[Data excerpts]
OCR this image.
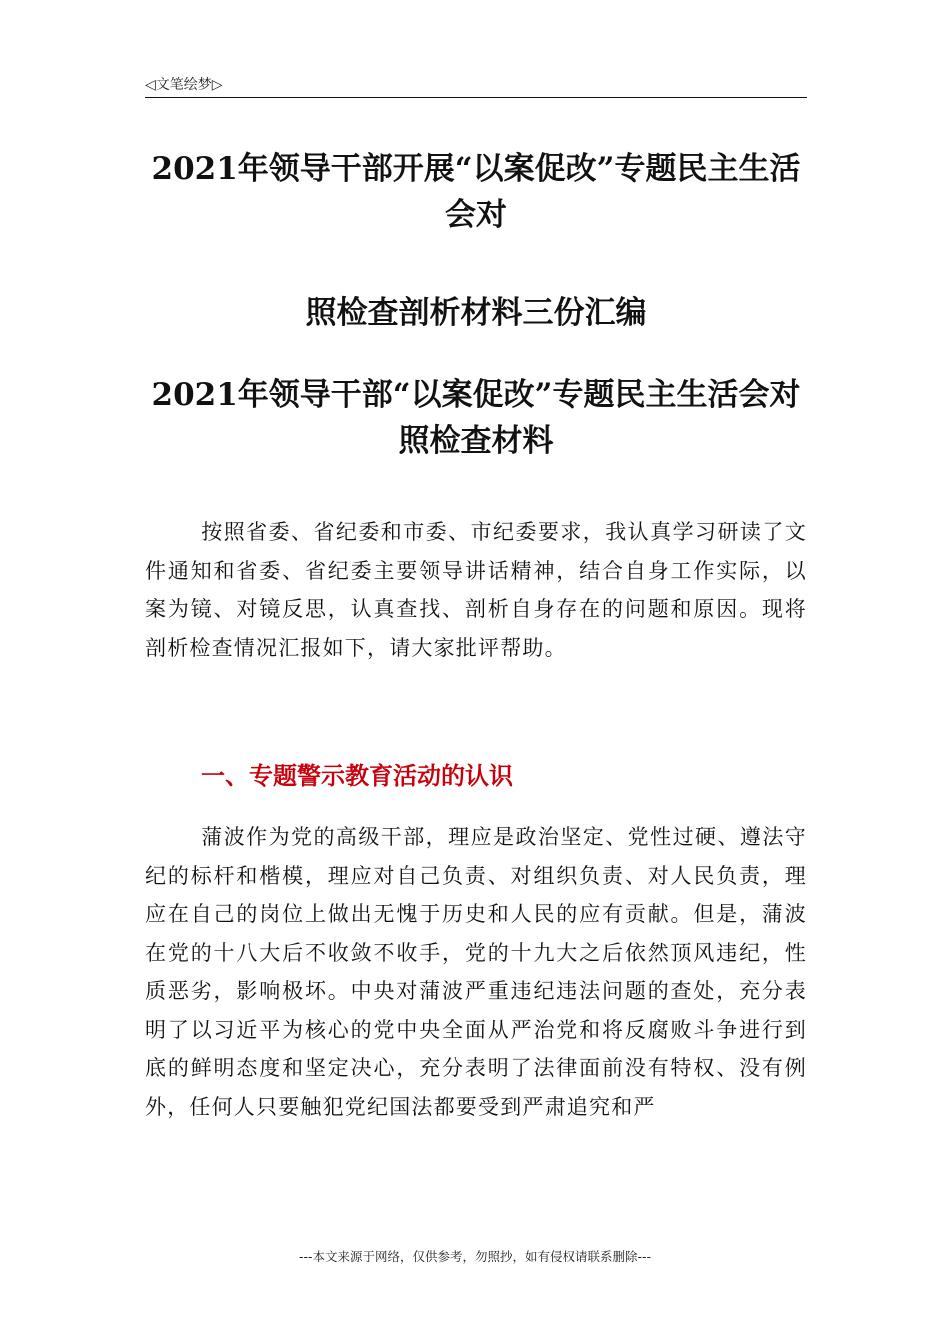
◁文笔绘梦▷
2021年领导干部开展“以案促改”专题民主生活会对
照检查剖析材料三份汇编
2021年领导干部“以案促改”专题民主生活会对照检查材料
按照省委、省纪委和市委、市纪委要求，我认真学习研读了文件通知和省委、省纪委主要领导讲话精神，结合自身工作实际，以案为镜、对镜反思，认真查找、剖析自身存在的问题和原因。现将剖析检查情况汇报如下，请大家批评帮助。
一、专题警示教育活动的认识
蒲波作为党的高级干部，理应是政治坚定、党性过硬、遵法守纪的标杆和楷模，理应对自己负责、对组织负责、对人民负责，理应在自己的岗位上做出无愧于历史和人民的应有贡献。但是，蒲波在党的十八大后不收敛不收手，党的十九大之后依然顶风违纪，性质恶劣，影响极坏。中央对蒲波严重违纪违法问题的查处，充分表明了以习近平为核心的党中央全面从严治党和将反腐败斗争进行到底的鲜明态度和坚定决心，充分表明了法律面前没有特权、没有例外，任何人只要触犯党纪国法都要受到严肃追究和严
---本文来源于网络，仅供参考，勿照抄，如有侵权请联系删除---
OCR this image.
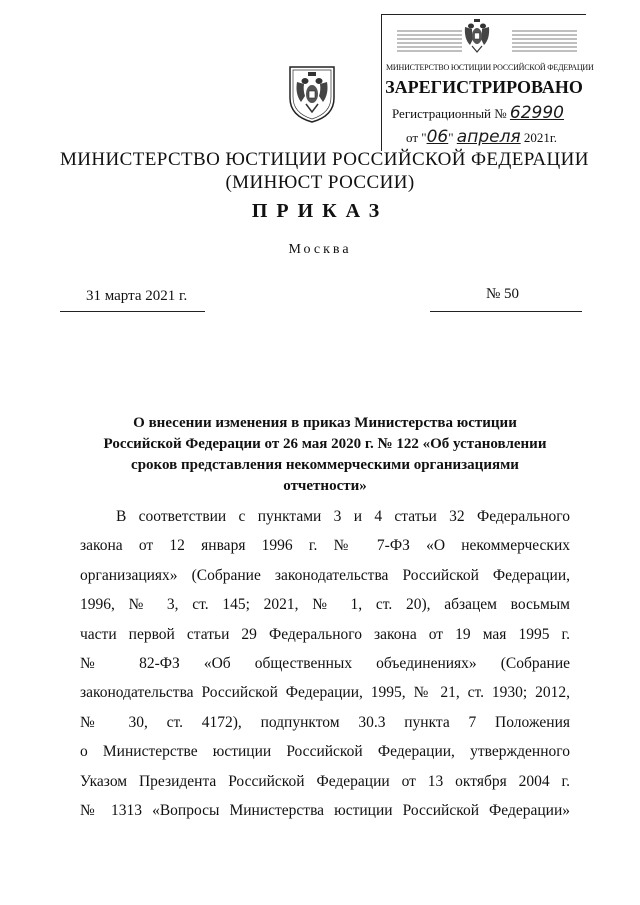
МИНИСТЕРСТВО ЮСТИЦИИ РОССИЙСКОЙ ФЕДЕРАЦИИ
ЗАРЕГИСТРИРОВАНО
Регистрационный № 62990
от "06" апреля 2021г.
МИНИСТЕРСТВО ЮСТИЦИИ РОССИЙСКОЙ ФЕДЕРАЦИИ
(МИНЮСТ РОССИИ)
ПРИКАЗ
Москва
31 марта 2021 г.	№ 50
О внесении изменения в приказ Министерства юстиции
Российской Федерации от 26 мая 2020 г. № 122 «Об установлении
сроков представления некоммерческими организациями
отчетности»
В соответствии с пунктами 3 и 4 статьи 32 Федерального
закона от 12 января 1996 г. № 7-ФЗ «О некоммерческих
организациях» (Собрание законодательства Российской Федерации,
1996, № 3, ст. 145; 2021, № 1, ст. 20), абзацем восьмым
части первой статьи 29 Федерального закона от 19 мая 1995 г.
№ 82-ФЗ «Об общественных объединениях» (Собрание
законодательства Российской Федерации, 1995, № 21, ст. 1930; 2012,
№ 30, ст. 4172), подпунктом 30.3 пункта 7 Положения
о Министерстве юстиции Российской Федерации, утвержденного
Указом Президента Российской Федерации от 13 октября 2004 г.
№ 1313 «Вопросы Министерства юстиции Российской Федерации»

> GIVEN INSTRUCTION: Gather all lines where the word "закона" appears.

> COMPLETE RESPONSE:
закона от 12 января 1996 г. № 7-ФЗ «О некоммерческих
части первой статьи 29 Федерального закона от 19 мая 1995 г.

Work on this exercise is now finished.